# DIRECTIVE
Going through the material below, please gather all lines with the word "Paper" in them.

# MATERIAL SUPPLIED
===============

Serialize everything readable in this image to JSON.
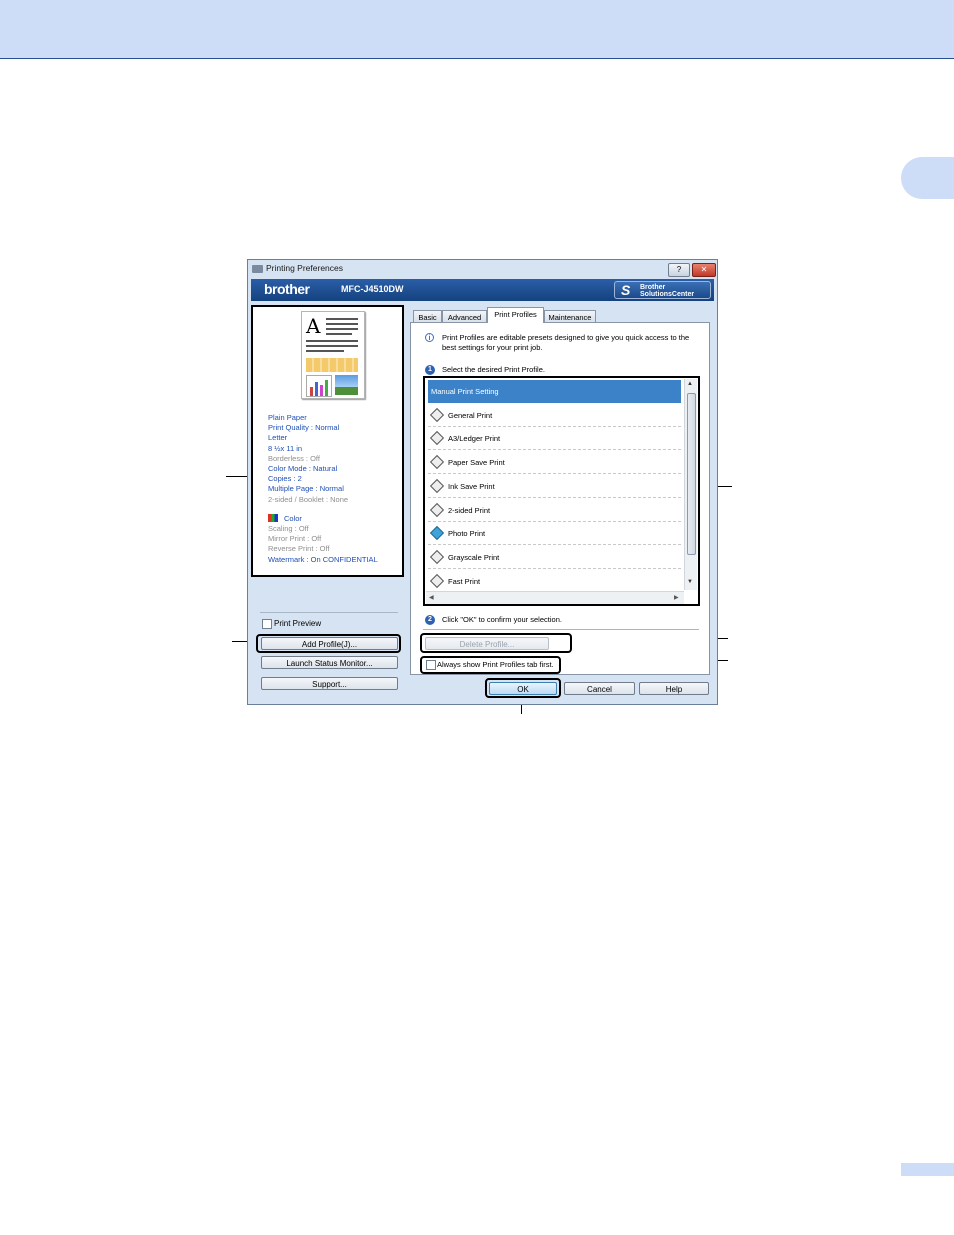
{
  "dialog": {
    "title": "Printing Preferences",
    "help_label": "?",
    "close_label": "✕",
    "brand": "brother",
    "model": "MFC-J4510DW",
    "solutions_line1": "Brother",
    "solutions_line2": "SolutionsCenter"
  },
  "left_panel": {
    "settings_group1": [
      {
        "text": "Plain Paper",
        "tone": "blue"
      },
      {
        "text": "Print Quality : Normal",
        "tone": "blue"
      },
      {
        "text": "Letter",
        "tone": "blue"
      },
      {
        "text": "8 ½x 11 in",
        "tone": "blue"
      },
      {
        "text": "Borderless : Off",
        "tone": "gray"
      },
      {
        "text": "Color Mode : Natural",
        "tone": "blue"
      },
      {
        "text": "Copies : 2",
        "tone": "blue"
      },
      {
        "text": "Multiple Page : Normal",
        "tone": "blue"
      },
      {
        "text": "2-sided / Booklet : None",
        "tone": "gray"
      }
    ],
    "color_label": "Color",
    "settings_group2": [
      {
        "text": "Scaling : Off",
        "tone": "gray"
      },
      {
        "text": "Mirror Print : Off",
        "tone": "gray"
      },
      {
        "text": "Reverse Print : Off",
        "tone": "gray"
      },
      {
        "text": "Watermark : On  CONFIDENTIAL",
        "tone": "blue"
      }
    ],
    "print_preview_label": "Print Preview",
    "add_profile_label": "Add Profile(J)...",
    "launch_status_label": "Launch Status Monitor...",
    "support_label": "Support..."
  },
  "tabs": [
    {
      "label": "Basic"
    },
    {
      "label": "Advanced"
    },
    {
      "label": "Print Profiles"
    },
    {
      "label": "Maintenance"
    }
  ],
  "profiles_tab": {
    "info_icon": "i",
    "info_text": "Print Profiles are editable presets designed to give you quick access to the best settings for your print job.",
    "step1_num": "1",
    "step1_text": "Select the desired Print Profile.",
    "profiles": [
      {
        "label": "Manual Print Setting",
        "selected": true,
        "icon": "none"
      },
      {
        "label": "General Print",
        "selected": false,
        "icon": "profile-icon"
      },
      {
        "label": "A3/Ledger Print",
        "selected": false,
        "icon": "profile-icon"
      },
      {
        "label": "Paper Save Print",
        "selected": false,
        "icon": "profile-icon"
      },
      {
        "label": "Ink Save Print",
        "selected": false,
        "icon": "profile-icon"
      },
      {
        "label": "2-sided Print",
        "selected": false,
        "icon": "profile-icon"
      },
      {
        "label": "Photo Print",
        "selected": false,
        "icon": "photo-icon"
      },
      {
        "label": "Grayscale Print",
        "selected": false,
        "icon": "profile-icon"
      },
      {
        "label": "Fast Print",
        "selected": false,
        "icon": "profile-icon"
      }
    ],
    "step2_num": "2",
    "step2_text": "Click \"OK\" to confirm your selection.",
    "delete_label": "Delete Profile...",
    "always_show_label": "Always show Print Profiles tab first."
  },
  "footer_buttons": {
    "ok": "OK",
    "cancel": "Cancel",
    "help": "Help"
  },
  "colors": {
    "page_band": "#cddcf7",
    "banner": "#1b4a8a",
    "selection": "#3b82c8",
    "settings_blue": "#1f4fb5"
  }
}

===============

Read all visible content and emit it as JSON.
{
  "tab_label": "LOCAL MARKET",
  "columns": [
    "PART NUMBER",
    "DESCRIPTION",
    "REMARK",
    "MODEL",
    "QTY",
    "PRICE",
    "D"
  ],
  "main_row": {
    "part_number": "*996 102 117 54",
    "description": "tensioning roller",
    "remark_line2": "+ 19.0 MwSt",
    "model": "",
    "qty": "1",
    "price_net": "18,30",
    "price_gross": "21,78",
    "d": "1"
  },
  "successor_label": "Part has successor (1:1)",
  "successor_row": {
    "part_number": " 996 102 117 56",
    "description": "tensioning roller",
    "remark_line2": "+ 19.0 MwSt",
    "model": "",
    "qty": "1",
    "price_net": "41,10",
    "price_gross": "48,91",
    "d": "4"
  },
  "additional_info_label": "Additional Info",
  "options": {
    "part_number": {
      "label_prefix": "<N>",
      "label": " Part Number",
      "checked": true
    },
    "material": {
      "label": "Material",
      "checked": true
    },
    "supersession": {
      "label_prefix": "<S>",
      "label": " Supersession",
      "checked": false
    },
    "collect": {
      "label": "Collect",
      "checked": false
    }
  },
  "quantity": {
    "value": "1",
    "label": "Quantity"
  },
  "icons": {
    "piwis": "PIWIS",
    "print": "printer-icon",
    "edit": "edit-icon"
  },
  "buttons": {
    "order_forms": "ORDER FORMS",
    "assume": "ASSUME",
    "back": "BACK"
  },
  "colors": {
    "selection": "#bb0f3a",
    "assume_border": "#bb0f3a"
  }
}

===============

# THE SOLUTION
        "text": "Plain Paper",
        "label": "Paper Save Print",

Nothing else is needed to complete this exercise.